Exercise aim: Extend the passage describing the Faculty of Industrial Design Engineering at Delft University of Technology, beginning immediately after its final sentence.
##### Selected text
Delft University of Technology
The Faculty of Industrial Design Engineering (IDE), Delft University of Technology (TUD) is among the oldest and largest university-based design programmes in the world. The Faculty has an integrative vision on product design that covers user/consumer, aesthetics, interface, technology, business and organisational aspects related to product innovation. Its research objective is to foster sustainable well-being by exploring, generating and transferring knowledge and technologies for industrial design. The Industrial Design department (ID) of the Faculty studies how people experience, use and interact with products within a specific context. During the past years, TUD has been actively participating with several projects in Creative Industry Scientific Programme (CRISP – www.crispplatform.nl), a large Dutch initiative aimed at consolidating the leadership and growth of the Dutch Design Sector and Creative Industries, by design of Product Service Systems and by generating and disseminating the relevant knowledge, tools and methods. With respect to EU projects, TUD-IDE is involved in several large FP7 projects; e.g., the Living Lab project (www.livinglabproject.org) and Light Touch Matters (http://www.light-touch- matters-project.eu/). TUD provides access to its living lab at Rotterdam RDM campus, as well as potential access to the network of European living labs (through the SusLAB network) and newly developed Amsterdam Institute for Advanced Metropolitan Solutions living lab.
##########
##### Material shown
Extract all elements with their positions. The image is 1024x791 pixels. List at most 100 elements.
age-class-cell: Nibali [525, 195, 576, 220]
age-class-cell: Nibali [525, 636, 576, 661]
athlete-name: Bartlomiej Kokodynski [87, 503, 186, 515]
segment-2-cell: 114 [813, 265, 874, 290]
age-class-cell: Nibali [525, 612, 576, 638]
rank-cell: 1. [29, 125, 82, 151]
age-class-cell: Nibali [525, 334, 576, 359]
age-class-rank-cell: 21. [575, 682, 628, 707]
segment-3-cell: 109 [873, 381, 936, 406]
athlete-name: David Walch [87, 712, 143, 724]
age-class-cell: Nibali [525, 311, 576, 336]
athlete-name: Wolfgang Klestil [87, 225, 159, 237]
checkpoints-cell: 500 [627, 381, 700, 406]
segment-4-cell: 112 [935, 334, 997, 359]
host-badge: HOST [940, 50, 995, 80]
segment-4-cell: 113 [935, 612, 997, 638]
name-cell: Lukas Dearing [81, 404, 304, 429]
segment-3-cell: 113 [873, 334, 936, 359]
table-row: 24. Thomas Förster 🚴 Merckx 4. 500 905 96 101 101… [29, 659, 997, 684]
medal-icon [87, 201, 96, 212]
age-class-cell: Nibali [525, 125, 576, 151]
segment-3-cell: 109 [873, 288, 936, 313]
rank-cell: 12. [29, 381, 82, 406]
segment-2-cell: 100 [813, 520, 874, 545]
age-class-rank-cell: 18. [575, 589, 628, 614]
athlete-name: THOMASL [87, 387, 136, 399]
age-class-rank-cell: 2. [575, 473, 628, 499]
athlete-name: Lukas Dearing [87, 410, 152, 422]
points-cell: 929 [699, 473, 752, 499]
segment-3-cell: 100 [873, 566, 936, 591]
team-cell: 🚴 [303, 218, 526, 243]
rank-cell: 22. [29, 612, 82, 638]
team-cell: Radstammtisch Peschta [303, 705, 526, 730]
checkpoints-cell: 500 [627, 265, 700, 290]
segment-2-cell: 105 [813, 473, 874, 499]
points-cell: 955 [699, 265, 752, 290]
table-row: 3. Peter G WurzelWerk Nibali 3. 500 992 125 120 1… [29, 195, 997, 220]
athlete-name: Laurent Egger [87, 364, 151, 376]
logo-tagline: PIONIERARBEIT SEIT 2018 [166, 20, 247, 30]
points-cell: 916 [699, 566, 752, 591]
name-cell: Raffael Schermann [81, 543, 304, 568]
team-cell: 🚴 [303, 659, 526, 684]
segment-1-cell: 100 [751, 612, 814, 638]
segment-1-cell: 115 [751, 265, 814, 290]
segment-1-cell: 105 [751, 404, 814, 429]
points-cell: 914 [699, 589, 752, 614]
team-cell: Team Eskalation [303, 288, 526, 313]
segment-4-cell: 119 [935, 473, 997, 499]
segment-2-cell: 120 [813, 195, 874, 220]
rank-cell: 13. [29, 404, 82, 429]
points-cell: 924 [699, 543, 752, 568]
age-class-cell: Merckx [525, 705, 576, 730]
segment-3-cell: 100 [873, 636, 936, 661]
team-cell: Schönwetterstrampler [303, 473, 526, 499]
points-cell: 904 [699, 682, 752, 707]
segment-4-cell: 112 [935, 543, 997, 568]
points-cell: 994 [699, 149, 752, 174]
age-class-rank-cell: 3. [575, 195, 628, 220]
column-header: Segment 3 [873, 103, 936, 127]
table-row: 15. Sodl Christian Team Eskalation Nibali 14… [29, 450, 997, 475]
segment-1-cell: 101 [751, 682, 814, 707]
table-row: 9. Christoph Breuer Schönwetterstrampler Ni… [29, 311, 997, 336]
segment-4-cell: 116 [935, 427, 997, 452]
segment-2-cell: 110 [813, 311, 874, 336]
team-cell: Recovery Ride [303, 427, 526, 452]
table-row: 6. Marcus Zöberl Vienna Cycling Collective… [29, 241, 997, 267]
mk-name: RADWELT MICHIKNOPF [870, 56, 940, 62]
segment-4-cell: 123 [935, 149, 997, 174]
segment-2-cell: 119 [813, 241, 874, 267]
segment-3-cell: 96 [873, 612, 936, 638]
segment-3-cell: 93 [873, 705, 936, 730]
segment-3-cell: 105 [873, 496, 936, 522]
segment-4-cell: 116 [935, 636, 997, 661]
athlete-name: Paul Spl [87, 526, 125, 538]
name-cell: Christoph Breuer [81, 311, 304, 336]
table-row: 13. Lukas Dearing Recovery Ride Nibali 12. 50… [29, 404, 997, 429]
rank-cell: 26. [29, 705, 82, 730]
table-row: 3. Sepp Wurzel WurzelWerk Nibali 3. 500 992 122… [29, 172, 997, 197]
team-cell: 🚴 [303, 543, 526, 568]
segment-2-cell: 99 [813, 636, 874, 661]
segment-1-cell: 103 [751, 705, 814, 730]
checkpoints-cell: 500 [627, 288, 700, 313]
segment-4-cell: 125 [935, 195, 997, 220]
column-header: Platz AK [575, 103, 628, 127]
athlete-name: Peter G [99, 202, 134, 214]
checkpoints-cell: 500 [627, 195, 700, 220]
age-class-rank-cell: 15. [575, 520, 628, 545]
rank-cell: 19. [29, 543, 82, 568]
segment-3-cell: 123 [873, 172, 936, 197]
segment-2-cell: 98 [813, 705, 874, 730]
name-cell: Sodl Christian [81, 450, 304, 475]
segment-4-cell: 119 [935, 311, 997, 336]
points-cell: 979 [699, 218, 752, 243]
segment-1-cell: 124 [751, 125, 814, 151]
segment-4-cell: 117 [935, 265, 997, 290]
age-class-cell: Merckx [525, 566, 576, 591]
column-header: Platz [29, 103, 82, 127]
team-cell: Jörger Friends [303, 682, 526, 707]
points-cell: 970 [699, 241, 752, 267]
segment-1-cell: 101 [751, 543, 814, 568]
##########
Result for this exercise:
The University of Edinburgh
The University of Edinburgh was established in 1583 by a Royal Charter granted by James VI and has been providing outstanding educational opportunities to students from around the world for more than 400 years. The university is internationally acclaimed and proud to mix tradition with innovation, heritage with trailblazing and outstanding academic credentials with an open, friendly culture, all located in one of Europe’s most inspiring and vibrant cities. The University of Edinburgh is ranked 17th in the world by the 2013-14 and 2014-15 QS rankings. It is ranked 11th in the world in arts and humanities by the 2012–13 Times Higher Education Ranking.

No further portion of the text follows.